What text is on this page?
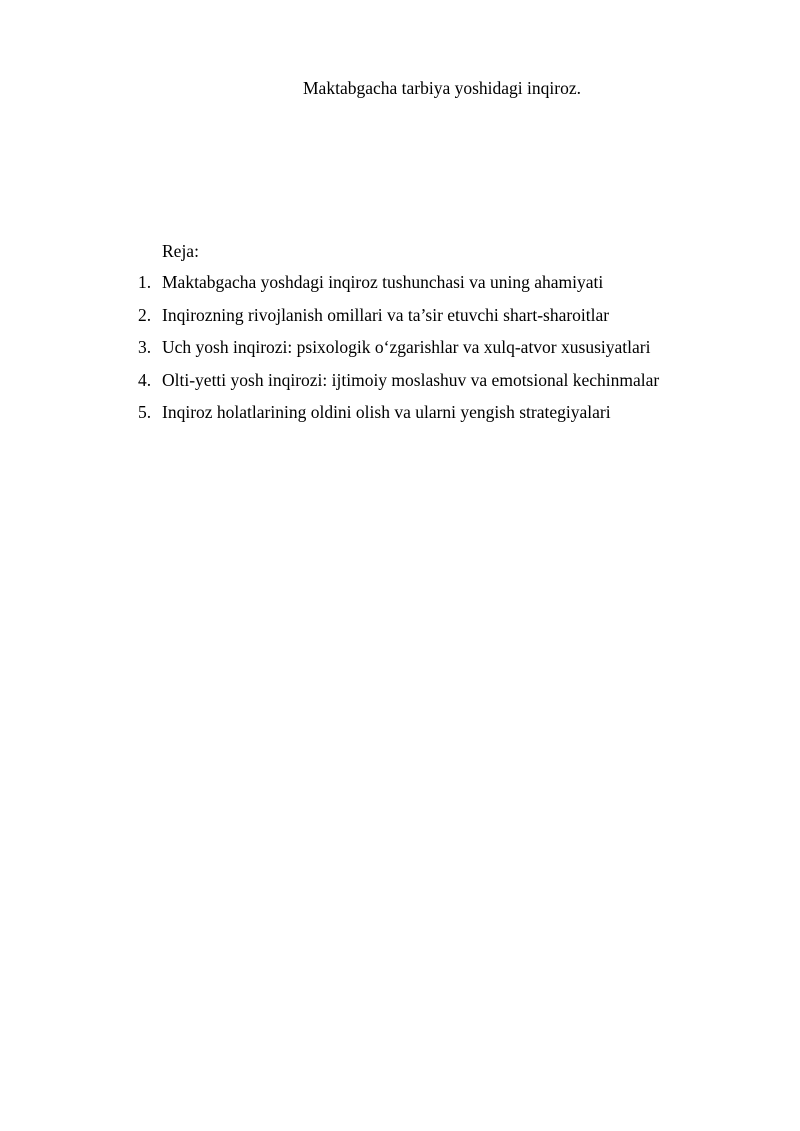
Maktabgacha tarbiya yoshidagi inqiroz.
Reja:
1. Maktabgacha yoshdagi inqiroz tushunchasi va uning ahamiyati
2. Inqirozning rivojlanish omillari va ta’sir etuvchi shart-sharoitlar
3. Uch yosh inqirozi: psixologik o‘zgarishlar va xulq-atvor xususiyatlari
4. Olti-yetti yosh inqirozi: ijtimoiy moslashuv va emotsional kechinmalar
5. Inqiroz holatlarining oldini olish va ularni yengish strategiyalari
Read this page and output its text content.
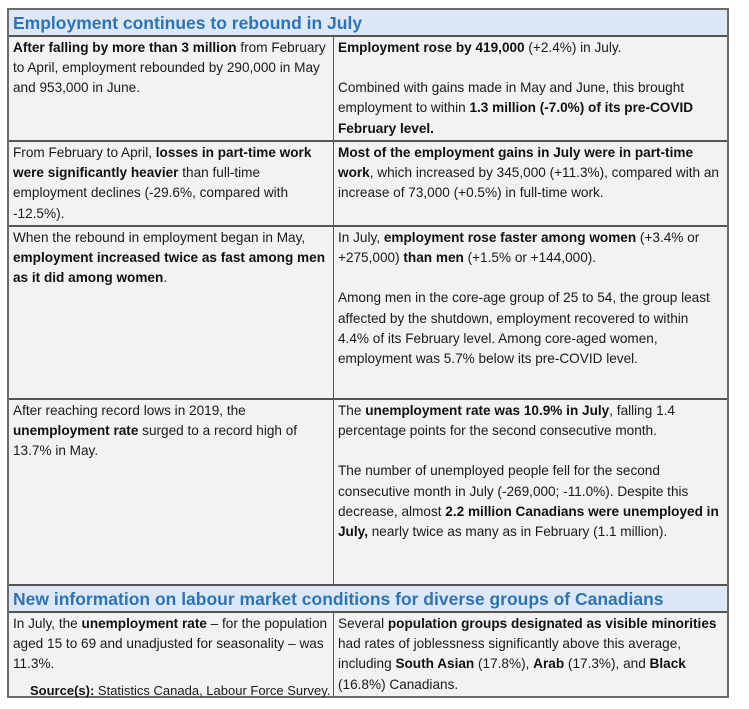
Employment continues to rebound in July

After falling by more than 3 million from February to April, employment rebounded by 290,000 in May and 953,000 in June.

Employment rose by 419,000 (+2.4%) in July.

Combined with gains made in May and June, this brought employment to within 1.3 million (-7.0%) of its pre-COVID February level.

From February to April, losses in part-time work were significantly heavier than full-time employment declines (-29.6%, compared with -12.5%).

Most of the employment gains in July were in part-time work, which increased by 345,000 (+11.3%), compared with an increase of 73,000 (+0.5%) in full-time work.

When the rebound in employment began in May, employment increased twice as fast among men as it did among women.

In July, employment rose faster among women (+3.4% or +275,000) than men (+1.5% or +144,000).

Among men in the core-age group of 25 to 54, the group least affected by the shutdown, employment recovered to within 4.4% of its February level. Among core-aged women, employment was 5.7% below its pre-COVID level.

After reaching record lows in 2019, the unemployment rate surged to a record high of 13.7% in May.

The unemployment rate was 10.9% in July, falling 1.4 percentage points for the second consecutive month.

The number of unemployed people fell for the second consecutive month in July (-269,000; -11.0%). Despite this decrease, almost 2.2 million Canadians were unemployed in July, nearly twice as many as in February (1.1 million).

New information on labour market conditions for diverse groups of Canadians

In July, the unemployment rate – for the population aged 15 to 69 and unadjusted for seasonality – was 11.3%.

Several population groups designated as visible minorities had rates of joblessness significantly above this average, including South Asian (17.8%), Arab (17.3%), and Black (16.8%) Canadians.

Source(s): Statistics Canada, Labour Force Survey.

### Problem description
Which lines of the material contain the string "second"? List each of them.

### Correct result
The unemployment rate was 10.9% in July, falling 1.4 percentage points for the second consecutive month.
The number of unemployed people fell for the second consecutive month in July (-269,000; -11.0%). Despite this decrease, almost 2.2 million Canadians were unemployed in July, nearly twice as many as in February (1.1 million).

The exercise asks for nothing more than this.